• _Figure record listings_
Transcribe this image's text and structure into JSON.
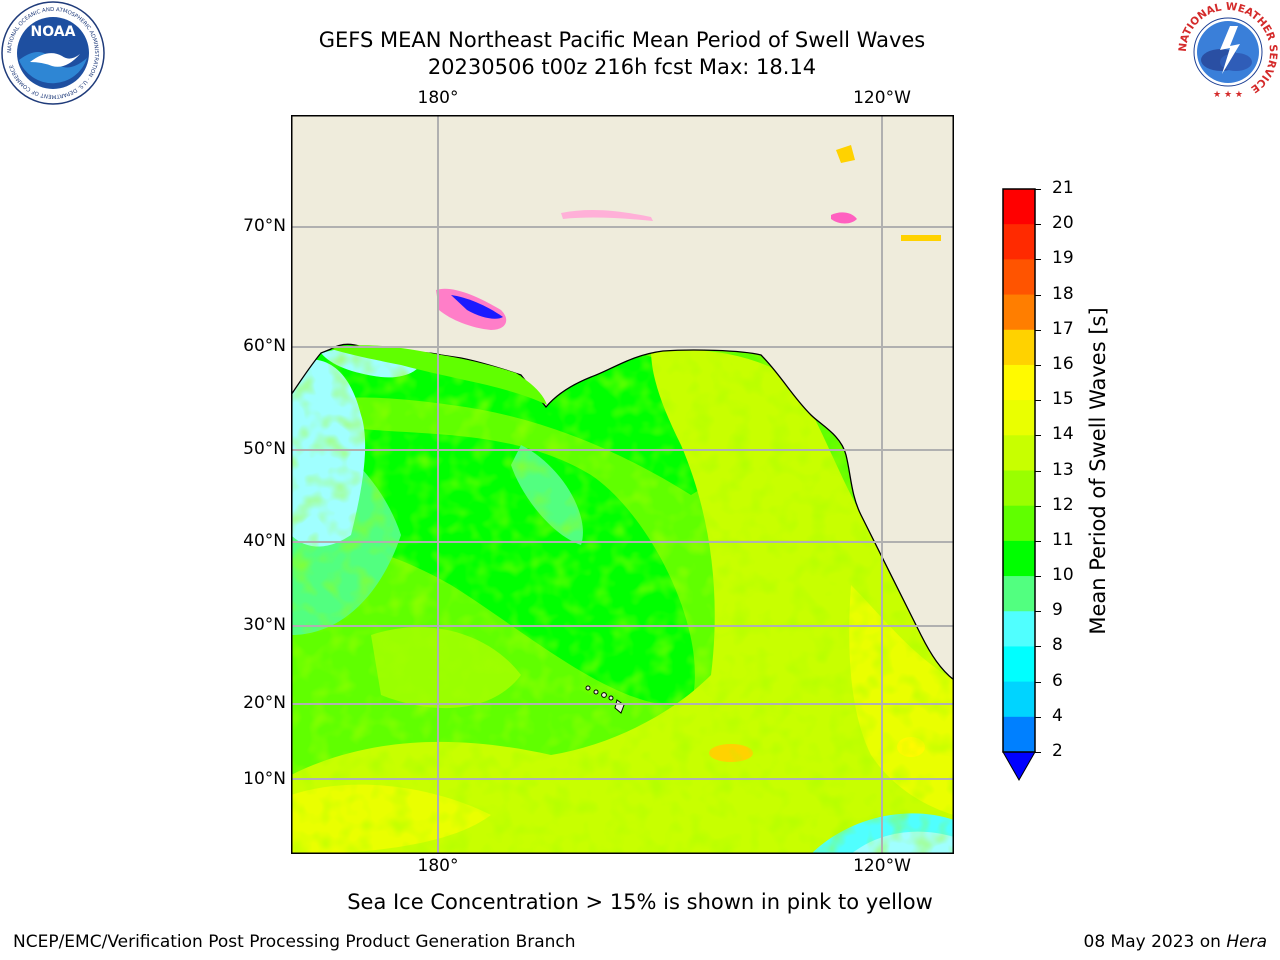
{
  "title": {
    "line1": "GEFS MEAN Northeast Pacific Mean Period of Swell Waves",
    "line2": "20230506 t00z 216h fcst   Max: 18.14"
  },
  "map": {
    "lon_labels_top": [
      "180°",
      "120°W"
    ],
    "lon_labels_bottom": [
      "180°",
      "120°W"
    ],
    "lat_labels": [
      "70°N",
      "60°N",
      "50°N",
      "40°N",
      "30°N",
      "20°N",
      "10°N"
    ],
    "colors": {
      "land": "#efecdc",
      "coast": "#000000",
      "grid": "#b0b0b0"
    }
  },
  "colorbar": {
    "label": "Mean Period of Swell Waves [s]",
    "ticks": [
      "21",
      "20",
      "19",
      "18",
      "17",
      "16",
      "15",
      "14",
      "13",
      "12",
      "11",
      "10",
      "9",
      "8",
      "6",
      "4",
      "2"
    ],
    "colors": [
      "#ff0000",
      "#ff2a00",
      "#ff5400",
      "#ff7e00",
      "#ffa800",
      "#ffd200",
      "#fffa00",
      "#eaff00",
      "#c8ff00",
      "#9aff00",
      "#60ff00",
      "#00ff00",
      "#52ff80",
      "#a0ffff",
      "#50ffff",
      "#00ffff",
      "#00d4ff",
      "#0080ff",
      "#0000ff"
    ]
  },
  "sea_ice_note": "Sea Ice Concentration > 15% is shown in pink to yellow",
  "footer": {
    "left": "NCEP/EMC/Verification Post Processing Product Generation Branch",
    "date": "08 May 2023 on ",
    "host": "Hera"
  },
  "logos": {
    "noaa_text": "NOAA",
    "noaa_ring": "NATIONAL OCEANIC AND ATMOSPHERIC ADMINISTRATION · U.S. DEPARTMENT OF COMMERCE",
    "nws_ring": "NATIONAL WEATHER SERVICE"
  }
}
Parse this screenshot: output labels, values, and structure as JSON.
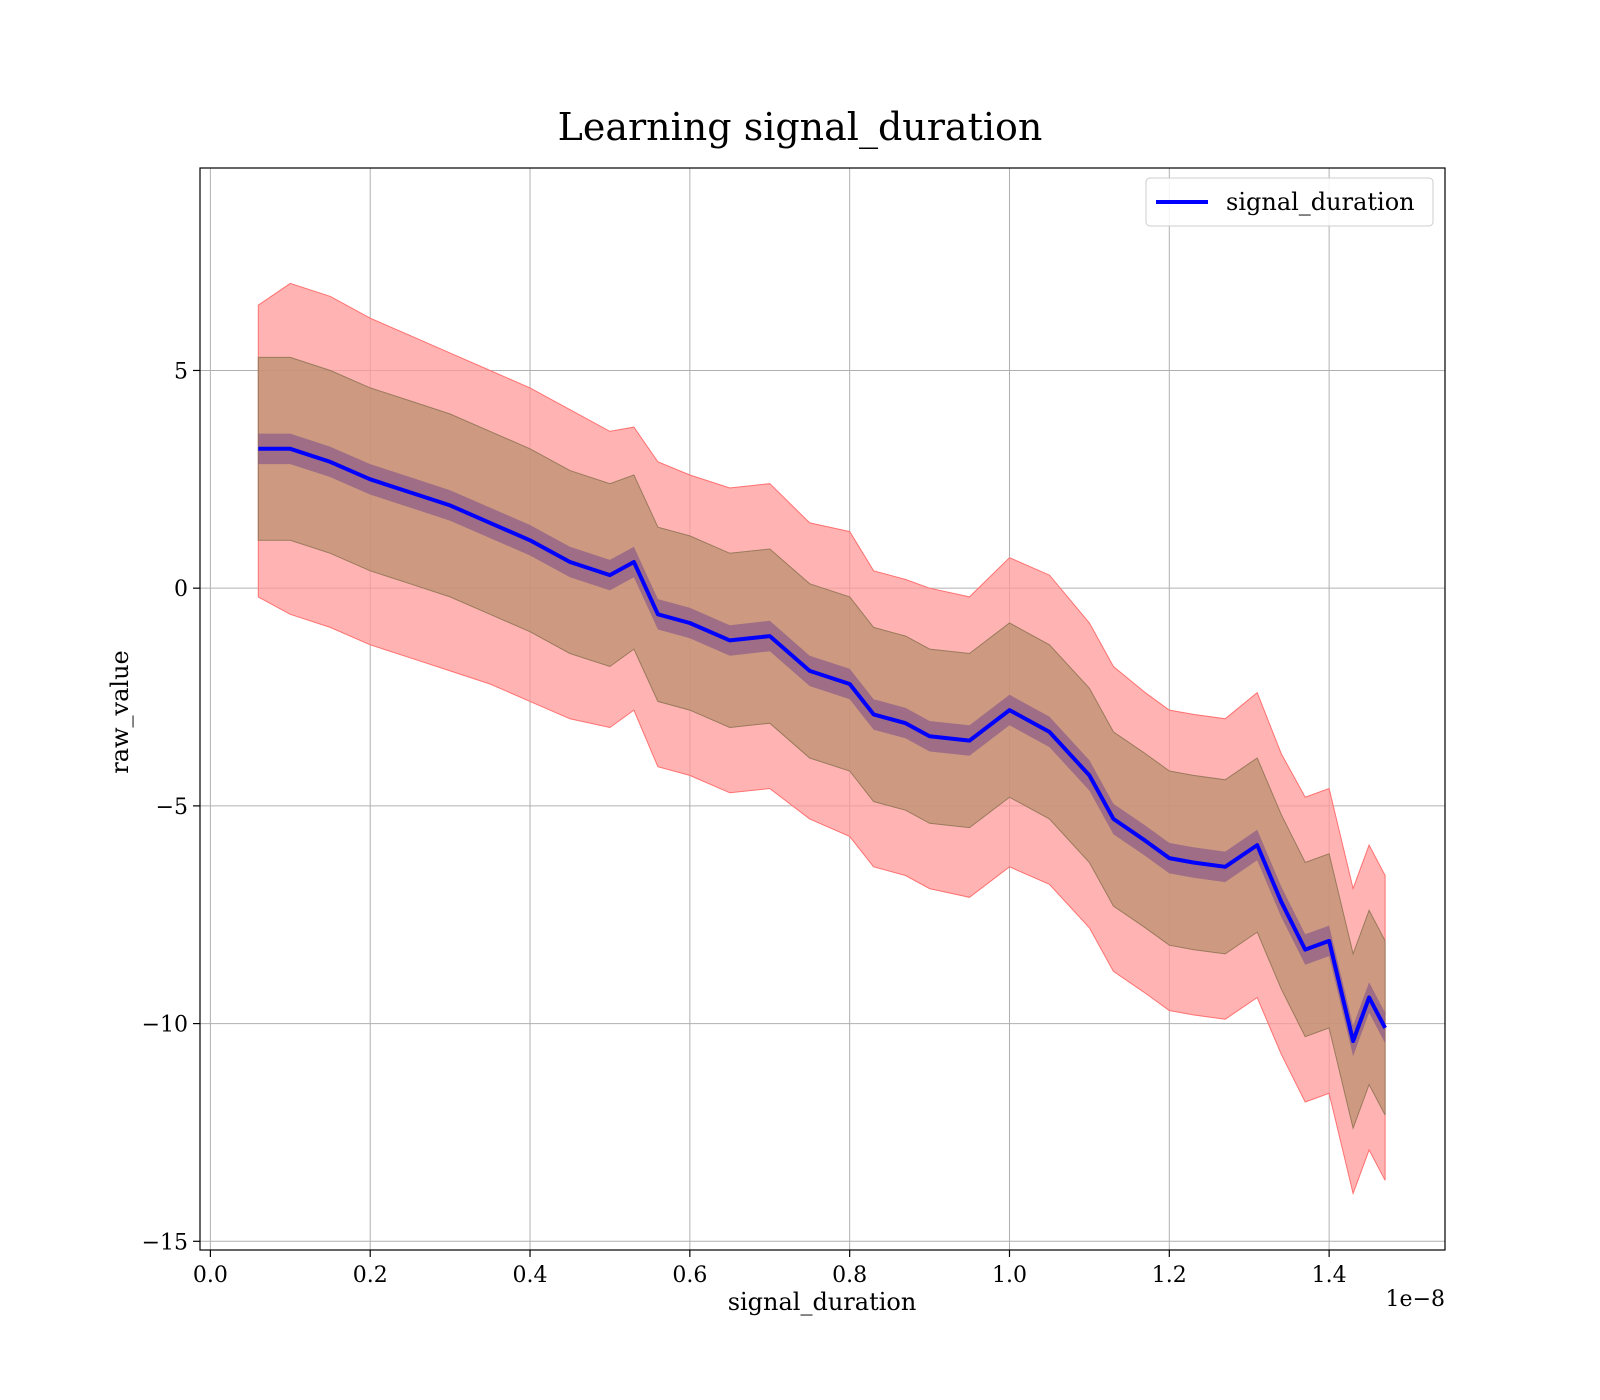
{
  "chart_data": {
    "type": "line",
    "title": "Learning signal_duration",
    "xlabel": "signal_duration",
    "ylabel": "raw_value",
    "x_offset_label": "1e−8",
    "xlim": [
      -0.013,
      1.545
    ],
    "ylim": [
      -15.2,
      9.65
    ],
    "x_ticks": [
      0.0,
      0.2,
      0.4,
      0.6,
      0.8,
      1.0,
      1.2,
      1.4
    ],
    "x_tick_labels": [
      "0.0",
      "0.2",
      "0.4",
      "0.6",
      "0.8",
      "1.0",
      "1.2",
      "1.4"
    ],
    "y_ticks": [
      5,
      0,
      -5,
      -10,
      -15
    ],
    "y_tick_labels": [
      "5",
      "0",
      "−5",
      "−10",
      "−15"
    ],
    "grid": true,
    "legend": {
      "position": "top-right"
    },
    "colors": {
      "line": "#0000ff",
      "outer_band": "#ff9999",
      "inner_band": "#b8906c",
      "tight_band": "#7a4a8a"
    },
    "series": [
      {
        "name": "signal_duration",
        "x": [
          0.06,
          0.1,
          0.15,
          0.2,
          0.25,
          0.3,
          0.35,
          0.4,
          0.45,
          0.5,
          0.53,
          0.56,
          0.6,
          0.65,
          0.7,
          0.75,
          0.8,
          0.83,
          0.87,
          0.9,
          0.95,
          1.0,
          1.05,
          1.1,
          1.13,
          1.17,
          1.2,
          1.23,
          1.27,
          1.31,
          1.34,
          1.37,
          1.4,
          1.43,
          1.45,
          1.47
        ],
        "values": [
          3.2,
          3.2,
          2.9,
          2.5,
          2.2,
          1.9,
          1.5,
          1.1,
          0.6,
          0.3,
          0.6,
          -0.6,
          -0.8,
          -1.2,
          -1.1,
          -1.9,
          -2.2,
          -2.9,
          -3.1,
          -3.4,
          -3.5,
          -2.8,
          -3.3,
          -4.3,
          -5.3,
          -5.8,
          -6.2,
          -6.3,
          -6.4,
          -5.9,
          -7.2,
          -8.3,
          -8.1,
          -10.4,
          -9.4,
          -10.1
        ],
        "outer_band": {
          "upper": [
            6.5,
            7.0,
            6.7,
            6.2,
            5.8,
            5.4,
            5.0,
            4.6,
            4.1,
            3.6,
            3.7,
            2.9,
            2.6,
            2.3,
            2.4,
            1.5,
            1.3,
            0.4,
            0.2,
            0.0,
            -0.2,
            0.7,
            0.3,
            -0.8,
            -1.8,
            -2.4,
            -2.8,
            -2.9,
            -3.0,
            -2.4,
            -3.8,
            -4.8,
            -4.6,
            -6.9,
            -5.9,
            -6.6
          ],
          "lower": [
            -0.2,
            -0.6,
            -0.9,
            -1.3,
            -1.6,
            -1.9,
            -2.2,
            -2.6,
            -3.0,
            -3.2,
            -2.8,
            -4.1,
            -4.3,
            -4.7,
            -4.6,
            -5.3,
            -5.7,
            -6.4,
            -6.6,
            -6.9,
            -7.1,
            -6.4,
            -6.8,
            -7.8,
            -8.8,
            -9.3,
            -9.7,
            -9.8,
            -9.9,
            -9.4,
            -10.7,
            -11.8,
            -11.6,
            -13.9,
            -12.9,
            -13.6
          ]
        },
        "inner_band": {
          "upper": [
            5.3,
            5.3,
            5.0,
            4.6,
            4.3,
            4.0,
            3.6,
            3.2,
            2.7,
            2.4,
            2.6,
            1.4,
            1.2,
            0.8,
            0.9,
            0.1,
            -0.2,
            -0.9,
            -1.1,
            -1.4,
            -1.5,
            -0.8,
            -1.3,
            -2.3,
            -3.3,
            -3.8,
            -4.2,
            -4.3,
            -4.4,
            -3.9,
            -5.2,
            -6.3,
            -6.1,
            -8.4,
            -7.4,
            -8.1
          ],
          "lower": [
            1.1,
            1.1,
            0.8,
            0.4,
            0.1,
            -0.2,
            -0.6,
            -1.0,
            -1.5,
            -1.8,
            -1.4,
            -2.6,
            -2.8,
            -3.2,
            -3.1,
            -3.9,
            -4.2,
            -4.9,
            -5.1,
            -5.4,
            -5.5,
            -4.8,
            -5.3,
            -6.3,
            -7.3,
            -7.8,
            -8.2,
            -8.3,
            -8.4,
            -7.9,
            -9.2,
            -10.3,
            -10.1,
            -12.4,
            -11.4,
            -12.1
          ]
        }
      }
    ]
  }
}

• _PROBLEM TO SOLVE_
Without the pictures, restate all of the entries above verbatim.

• _ANSWER TO THE TASK_
Transcribe this image's text and structure into JSON.
{
  "title": {
    "line1": "GEFS MEAN Northeast Pacific Mean Period of Swell Waves",
    "line2": "20230506 t00z 216h fcst   Max: 18.14"
  },
  "map": {
    "lon_labels_top": [
      "180°",
      "120°W"
    ],
    "lon_labels_bottom": [
      "180°",
      "120°W"
    ],
    "lat_labels": [
      "70°N",
      "60°N",
      "50°N",
      "40°N",
      "30°N",
      "20°N",
      "10°N"
    ],
    "colors": {
      "land": "#efecdc",
      "coast": "#000000",
      "grid": "#b0b0b0"
    }
  },
  "colorbar": {
    "label": "Mean Period of Swell Waves [s]",
    "ticks": [
      "21",
      "20",
      "19",
      "18",
      "17",
      "16",
      "15",
      "14",
      "13",
      "12",
      "11",
      "10",
      "9",
      "8",
      "6",
      "4",
      "2"
    ],
    "colors": [
      "#ff0000",
      "#ff2a00",
      "#ff5400",
      "#ff7e00",
      "#ffa800",
      "#ffd200",
      "#fffa00",
      "#eaff00",
      "#c8ff00",
      "#9aff00",
      "#60ff00",
      "#00ff00",
      "#52ff80",
      "#a0ffff",
      "#50ffff",
      "#00ffff",
      "#00d4ff",
      "#0080ff",
      "#0000ff"
    ]
  },
  "sea_ice_note": "Sea Ice Concentration > 15% is shown in pink to yellow",
  "footer": {
    "left": "NCEP/EMC/Verification Post Processing Product Generation Branch",
    "date": "08 May 2023 on ",
    "host": "Hera"
  },
  "logos": {
    "noaa_text": "NOAA",
    "noaa_ring": "NATIONAL OCEANIC AND ATMOSPHERIC ADMINISTRATION · U.S. DEPARTMENT OF COMMERCE",
    "nws_ring": "NATIONAL WEATHER SERVICE"
  }
}
Parse this screenshot: output labels, values, and structure as JSON.
{
  "chart_data": {
    "type": "line",
    "title": "Learning signal_duration",
    "xlabel": "signal_duration",
    "ylabel": "raw_value",
    "x_offset_label": "1e−8",
    "xlim": [
      -0.013,
      1.545
    ],
    "ylim": [
      -15.2,
      9.65
    ],
    "x_ticks": [
      0.0,
      0.2,
      0.4,
      0.6,
      0.8,
      1.0,
      1.2,
      1.4
    ],
    "x_tick_labels": [
      "0.0",
      "0.2",
      "0.4",
      "0.6",
      "0.8",
      "1.0",
      "1.2",
      "1.4"
    ],
    "y_ticks": [
      5,
      0,
      -5,
      -10,
      -15
    ],
    "y_tick_labels": [
      "5",
      "0",
      "−5",
      "−10",
      "−15"
    ],
    "grid": true,
    "legend": {
      "position": "top-right"
    },
    "colors": {
      "line": "#0000ff",
      "outer_band": "#ff9999",
      "inner_band": "#b8906c",
      "tight_band": "#7a4a8a"
    },
    "series": [
      {
        "name": "signal_duration",
        "x": [
          0.06,
          0.1,
          0.15,
          0.2,
          0.25,
          0.3,
          0.35,
          0.4,
          0.45,
          0.5,
          0.53,
          0.56,
          0.6,
          0.65,
          0.7,
          0.75,
          0.8,
          0.83,
          0.87,
          0.9,
          0.95,
          1.0,
          1.05,
          1.1,
          1.13,
          1.17,
          1.2,
          1.23,
          1.27,
          1.31,
          1.34,
          1.37,
          1.4,
          1.43,
          1.45,
          1.47
        ],
        "values": [
          3.2,
          3.2,
          2.9,
          2.5,
          2.2,
          1.9,
          1.5,
          1.1,
          0.6,
          0.3,
          0.6,
          -0.6,
          -0.8,
          -1.2,
          -1.1,
          -1.9,
          -2.2,
          -2.9,
          -3.1,
          -3.4,
          -3.5,
          -2.8,
          -3.3,
          -4.3,
          -5.3,
          -5.8,
          -6.2,
          -6.3,
          -6.4,
          -5.9,
          -7.2,
          -8.3,
          -8.1,
          -10.4,
          -9.4,
          -10.1
        ],
        "outer_band": {
          "upper": [
            6.5,
            7.0,
            6.7,
            6.2,
            5.8,
            5.4,
            5.0,
            4.6,
            4.1,
            3.6,
            3.7,
            2.9,
            2.6,
            2.3,
            2.4,
            1.5,
            1.3,
            0.4,
            0.2,
            0.0,
            -0.2,
            0.7,
            0.3,
            -0.8,
            -1.8,
            -2.4,
            -2.8,
            -2.9,
            -3.0,
            -2.4,
            -3.8,
            -4.8,
            -4.6,
            -6.9,
            -5.9,
            -6.6
          ],
          "lower": [
            -0.2,
            -0.6,
            -0.9,
            -1.3,
            -1.6,
            -1.9,
            -2.2,
            -2.6,
            -3.0,
            -3.2,
            -2.8,
            -4.1,
            -4.3,
            -4.7,
            -4.6,
            -5.3,
            -5.7,
            -6.4,
            -6.6,
            -6.9,
            -7.1,
            -6.4,
            -6.8,
            -7.8,
            -8.8,
            -9.3,
            -9.7,
            -9.8,
            -9.9,
            -9.4,
            -10.7,
            -11.8,
            -11.6,
            -13.9,
            -12.9,
            -13.6
          ]
        },
        "inner_band": {
          "upper": [
            5.3,
            5.3,
            5.0,
            4.6,
            4.3,
            4.0,
            3.6,
            3.2,
            2.7,
            2.4,
            2.6,
            1.4,
            1.2,
            0.8,
            0.9,
            0.1,
            -0.2,
            -0.9,
            -1.1,
            -1.4,
            -1.5,
            -0.8,
            -1.3,
            -2.3,
            -3.3,
            -3.8,
            -4.2,
            -4.3,
            -4.4,
            -3.9,
            -5.2,
            -6.3,
            -6.1,
            -8.4,
            -7.4,
            -8.1
          ],
          "lower": [
            1.1,
            1.1,
            0.8,
            0.4,
            0.1,
            -0.2,
            -0.6,
            -1.0,
            -1.5,
            -1.8,
            -1.4,
            -2.6,
            -2.8,
            -3.2,
            -3.1,
            -3.9,
            -4.2,
            -4.9,
            -5.1,
            -5.4,
            -5.5,
            -4.8,
            -5.3,
            -6.3,
            -7.3,
            -7.8,
            -8.2,
            -8.3,
            -8.4,
            -7.9,
            -9.2,
            -10.3,
            -10.1,
            -12.4,
            -11.4,
            -12.1
          ]
        }
      }
    ]
  }
}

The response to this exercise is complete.